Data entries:
○ ○ ○ ○ ○ ○ ○

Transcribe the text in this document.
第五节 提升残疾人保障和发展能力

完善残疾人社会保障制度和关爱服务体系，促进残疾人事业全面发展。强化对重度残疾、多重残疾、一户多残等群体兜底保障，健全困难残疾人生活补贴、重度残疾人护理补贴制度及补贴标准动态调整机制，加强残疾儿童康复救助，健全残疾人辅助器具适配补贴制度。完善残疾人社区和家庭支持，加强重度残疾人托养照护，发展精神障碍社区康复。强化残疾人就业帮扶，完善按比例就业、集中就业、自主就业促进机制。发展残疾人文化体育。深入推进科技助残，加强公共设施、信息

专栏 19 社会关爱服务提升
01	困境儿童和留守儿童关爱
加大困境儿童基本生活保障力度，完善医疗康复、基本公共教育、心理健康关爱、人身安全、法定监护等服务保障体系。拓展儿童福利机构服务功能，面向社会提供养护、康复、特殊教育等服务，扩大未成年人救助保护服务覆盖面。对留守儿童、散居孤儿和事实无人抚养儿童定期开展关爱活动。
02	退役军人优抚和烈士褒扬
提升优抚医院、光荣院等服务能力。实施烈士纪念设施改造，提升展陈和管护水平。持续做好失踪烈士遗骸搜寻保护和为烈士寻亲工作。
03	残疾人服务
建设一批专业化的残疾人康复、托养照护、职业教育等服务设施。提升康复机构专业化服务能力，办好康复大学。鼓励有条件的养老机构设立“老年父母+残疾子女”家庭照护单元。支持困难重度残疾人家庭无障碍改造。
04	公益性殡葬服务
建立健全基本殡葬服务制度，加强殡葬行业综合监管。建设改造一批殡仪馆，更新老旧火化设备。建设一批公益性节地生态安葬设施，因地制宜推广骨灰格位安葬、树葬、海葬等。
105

○ ○ ○ ○ ○ ○ ○

Copy the material above, line for line.

Result of this exercise>
Transcribe the text in this document.
第五节 提升残疾人保障和发展能力

完善残疾人社会保障制度和关爱服务体系，促进残疾人事业全面发展。强化对重度残疾、多重残疾、一户多残等群体兜底保障，健全困难残疾人生活补贴、重度残疾人护理补贴制度及补贴标准动态调整机制，加强残疾儿童康复救助，健全残疾人辅助器具适配补贴制度。完善残疾人社区和家庭支持，加强重度残疾人托养照护，发展精神障碍社区康复。强化残疾人就业帮扶，完善按比例就业、集中就业、自主就业促进机制。发展残疾人文化体育。深入推进科技助残，加强公共设施、信息

专栏 19 社会关爱服务提升
01	困境儿童和留守儿童关爱
加大困境儿童基本生活保障力度，完善医疗康复、基本公共教育、心理健康关爱、人身安全、法定监护等服务保障体系。拓展儿童福利机构服务功能，面向社会提供养护、康复、特殊教育等服务，扩大未成年人救助保护服务覆盖面。对留守儿童、散居孤儿和事实无人抚养儿童定期开展关爱活动。
02	退役军人优抚和烈士褒扬
提升优抚医院、光荣院等服务能力。实施烈士纪念设施改造，提升展陈和管护水平。持续做好失踪烈士遗骸搜寻保护和为烈士寻亲工作。
03	残疾人服务
建设一批专业化的残疾人康复、托养照护、职业教育等服务设施。提升康复机构专业化服务能力，办好康复大学。鼓励有条件的养老机构设立“老年父母+残疾子女”家庭照护单元。支持困难重度残疾人家庭无障碍改造。
04	公益性殡葬服务
建立健全基本殡葬服务制度，加强殡葬行业综合监管。建设改造一批殡仪馆，更新老旧火化设备。建设一批公益性节地生态安葬设施，因地制宜推广骨灰格位安葬、树葬、海葬等。
105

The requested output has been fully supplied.